begin THE INPUT
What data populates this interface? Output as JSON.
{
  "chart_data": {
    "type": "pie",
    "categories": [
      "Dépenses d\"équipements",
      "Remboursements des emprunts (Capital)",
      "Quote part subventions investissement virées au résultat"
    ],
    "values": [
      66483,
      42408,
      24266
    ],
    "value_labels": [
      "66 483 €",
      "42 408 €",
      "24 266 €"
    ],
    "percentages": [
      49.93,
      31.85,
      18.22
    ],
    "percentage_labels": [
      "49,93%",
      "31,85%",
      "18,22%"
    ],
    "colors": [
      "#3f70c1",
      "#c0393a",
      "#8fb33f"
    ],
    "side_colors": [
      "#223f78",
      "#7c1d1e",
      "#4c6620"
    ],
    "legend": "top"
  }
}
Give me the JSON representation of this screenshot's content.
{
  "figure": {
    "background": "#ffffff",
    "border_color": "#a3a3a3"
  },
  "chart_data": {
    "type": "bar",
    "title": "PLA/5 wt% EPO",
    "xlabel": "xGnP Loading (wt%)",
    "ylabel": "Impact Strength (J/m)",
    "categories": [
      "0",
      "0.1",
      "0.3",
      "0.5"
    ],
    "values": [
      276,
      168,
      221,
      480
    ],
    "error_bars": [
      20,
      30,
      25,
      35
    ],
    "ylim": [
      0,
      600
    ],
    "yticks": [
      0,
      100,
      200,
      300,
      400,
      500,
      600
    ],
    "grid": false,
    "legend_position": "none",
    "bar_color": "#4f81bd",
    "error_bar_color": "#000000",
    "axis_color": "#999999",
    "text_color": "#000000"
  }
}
end THE INPUT
WHAT IS ASKED: Say how many lines of the data hold the string "this". Reply with the number alone.

WRITTEN ANSWER: 2